Dataset excerpts:
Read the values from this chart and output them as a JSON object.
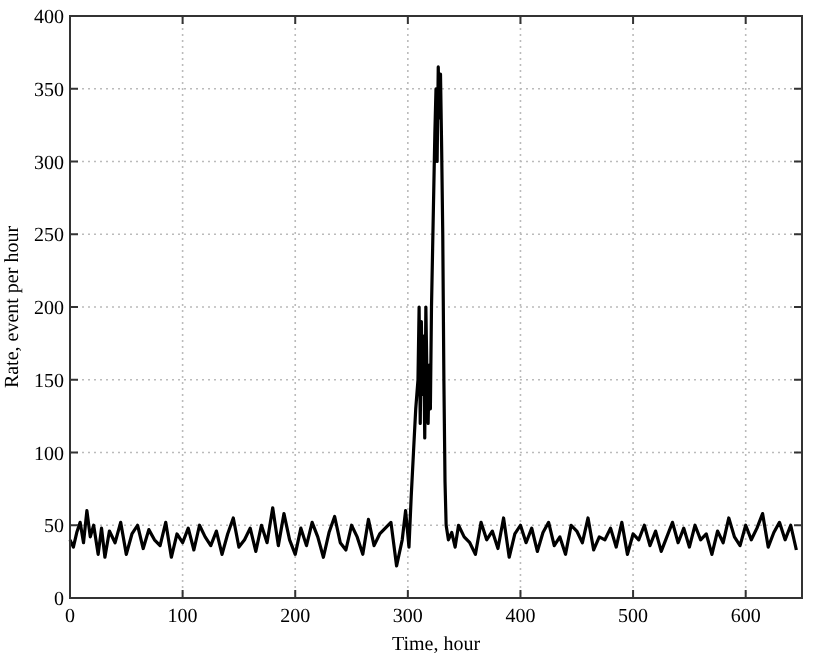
{
  "chart_data": {
    "type": "line",
    "xlabel": "Time, hour",
    "ylabel": "Rate, event per hour",
    "xlim": [
      0,
      650
    ],
    "ylim": [
      0,
      400
    ],
    "xticks": [
      0,
      100,
      200,
      300,
      400,
      500,
      600
    ],
    "yticks": [
      0,
      50,
      100,
      150,
      200,
      250,
      300,
      350,
      400
    ],
    "grid": true,
    "line_style": "solid",
    "series": [
      {
        "color": "#000000",
        "x": [
          0,
          3,
          6,
          9,
          12,
          15,
          18,
          21,
          25,
          28,
          31,
          35,
          40,
          45,
          50,
          55,
          60,
          65,
          70,
          75,
          80,
          85,
          90,
          95,
          100,
          105,
          110,
          115,
          120,
          125,
          130,
          135,
          140,
          145,
          150,
          155,
          160,
          165,
          170,
          175,
          180,
          185,
          190,
          195,
          200,
          205,
          210,
          215,
          220,
          225,
          230,
          235,
          240,
          245,
          250,
          255,
          260,
          265,
          270,
          275,
          280,
          285,
          290,
          295,
          298,
          301,
          303,
          305,
          307,
          309,
          310,
          311,
          312,
          313,
          314,
          315,
          316,
          317,
          318,
          319,
          320,
          321,
          322,
          323,
          324,
          325,
          326,
          327,
          328,
          329,
          330,
          331,
          332,
          333,
          334,
          336,
          339,
          342,
          345,
          350,
          355,
          360,
          365,
          370,
          375,
          380,
          385,
          390,
          395,
          400,
          405,
          410,
          415,
          420,
          425,
          430,
          435,
          440,
          445,
          450,
          455,
          460,
          465,
          470,
          475,
          480,
          485,
          490,
          495,
          500,
          505,
          510,
          515,
          520,
          525,
          530,
          535,
          540,
          545,
          550,
          555,
          560,
          565,
          570,
          575,
          580,
          585,
          590,
          595,
          600,
          605,
          610,
          615,
          620,
          625,
          630,
          635,
          640,
          645
        ],
        "values": [
          40,
          35,
          45,
          52,
          38,
          60,
          42,
          50,
          30,
          48,
          28,
          46,
          38,
          52,
          30,
          44,
          50,
          34,
          47,
          40,
          36,
          52,
          28,
          44,
          38,
          48,
          33,
          50,
          42,
          36,
          46,
          30,
          44,
          55,
          35,
          40,
          48,
          32,
          50,
          38,
          62,
          36,
          58,
          40,
          30,
          48,
          36,
          52,
          42,
          28,
          45,
          56,
          38,
          33,
          50,
          42,
          30,
          54,
          36,
          44,
          48,
          52,
          22,
          40,
          60,
          35,
          70,
          100,
          130,
          150,
          200,
          120,
          190,
          140,
          180,
          110,
          200,
          150,
          120,
          160,
          130,
          200,
          240,
          280,
          320,
          350,
          300,
          365,
          330,
          360,
          310,
          250,
          150,
          80,
          50,
          40,
          45,
          35,
          50,
          42,
          38,
          30,
          52,
          40,
          46,
          34,
          55,
          28,
          44,
          50,
          38,
          48,
          32,
          45,
          52,
          36,
          42,
          30,
          50,
          46,
          38,
          55,
          33,
          42,
          40,
          48,
          35,
          52,
          30,
          44,
          40,
          50,
          36,
          46,
          32,
          42,
          52,
          38,
          48,
          35,
          50,
          40,
          44,
          30,
          46,
          38,
          55,
          42,
          36,
          50,
          40,
          48,
          58,
          35,
          45,
          52,
          40,
          50,
          33
        ]
      }
    ]
  }
}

Aim: Transcribe each entry above exactly, apart from the pictures.

Completed task:
Read the values from this chart and output them as a JSON object.
{
  "chart_data": {
    "type": "line",
    "xlabel": "Time, hour",
    "ylabel": "Rate, event per hour",
    "xlim": [
      0,
      650
    ],
    "ylim": [
      0,
      400
    ],
    "xticks": [
      0,
      100,
      200,
      300,
      400,
      500,
      600
    ],
    "yticks": [
      0,
      50,
      100,
      150,
      200,
      250,
      300,
      350,
      400
    ],
    "grid": true,
    "line_style": "solid",
    "series": [
      {
        "color": "#000000",
        "x": [
          0,
          3,
          6,
          9,
          12,
          15,
          18,
          21,
          25,
          28,
          31,
          35,
          40,
          45,
          50,
          55,
          60,
          65,
          70,
          75,
          80,
          85,
          90,
          95,
          100,
          105,
          110,
          115,
          120,
          125,
          130,
          135,
          140,
          145,
          150,
          155,
          160,
          165,
          170,
          175,
          180,
          185,
          190,
          195,
          200,
          205,
          210,
          215,
          220,
          225,
          230,
          235,
          240,
          245,
          250,
          255,
          260,
          265,
          270,
          275,
          280,
          285,
          290,
          295,
          298,
          301,
          303,
          305,
          307,
          309,
          310,
          311,
          312,
          313,
          314,
          315,
          316,
          317,
          318,
          319,
          320,
          321,
          322,
          323,
          324,
          325,
          326,
          327,
          328,
          329,
          330,
          331,
          332,
          333,
          334,
          336,
          339,
          342,
          345,
          350,
          355,
          360,
          365,
          370,
          375,
          380,
          385,
          390,
          395,
          400,
          405,
          410,
          415,
          420,
          425,
          430,
          435,
          440,
          445,
          450,
          455,
          460,
          465,
          470,
          475,
          480,
          485,
          490,
          495,
          500,
          505,
          510,
          515,
          520,
          525,
          530,
          535,
          540,
          545,
          550,
          555,
          560,
          565,
          570,
          575,
          580,
          585,
          590,
          595,
          600,
          605,
          610,
          615,
          620,
          625,
          630,
          635,
          640,
          645
        ],
        "values": [
          40,
          35,
          45,
          52,
          38,
          60,
          42,
          50,
          30,
          48,
          28,
          46,
          38,
          52,
          30,
          44,
          50,
          34,
          47,
          40,
          36,
          52,
          28,
          44,
          38,
          48,
          33,
          50,
          42,
          36,
          46,
          30,
          44,
          55,
          35,
          40,
          48,
          32,
          50,
          38,
          62,
          36,
          58,
          40,
          30,
          48,
          36,
          52,
          42,
          28,
          45,
          56,
          38,
          33,
          50,
          42,
          30,
          54,
          36,
          44,
          48,
          52,
          22,
          40,
          60,
          35,
          70,
          100,
          130,
          150,
          200,
          120,
          190,
          140,
          180,
          110,
          200,
          150,
          120,
          160,
          130,
          200,
          240,
          280,
          320,
          350,
          300,
          365,
          330,
          360,
          310,
          250,
          150,
          80,
          50,
          40,
          45,
          35,
          50,
          42,
          38,
          30,
          52,
          40,
          46,
          34,
          55,
          28,
          44,
          50,
          38,
          48,
          32,
          45,
          52,
          36,
          42,
          30,
          50,
          46,
          38,
          55,
          33,
          42,
          40,
          48,
          35,
          52,
          30,
          44,
          40,
          50,
          36,
          46,
          32,
          42,
          52,
          38,
          48,
          35,
          50,
          40,
          44,
          30,
          46,
          38,
          55,
          42,
          36,
          50,
          40,
          48,
          58,
          35,
          45,
          52,
          40,
          50,
          33
        ]
      }
    ]
  }
}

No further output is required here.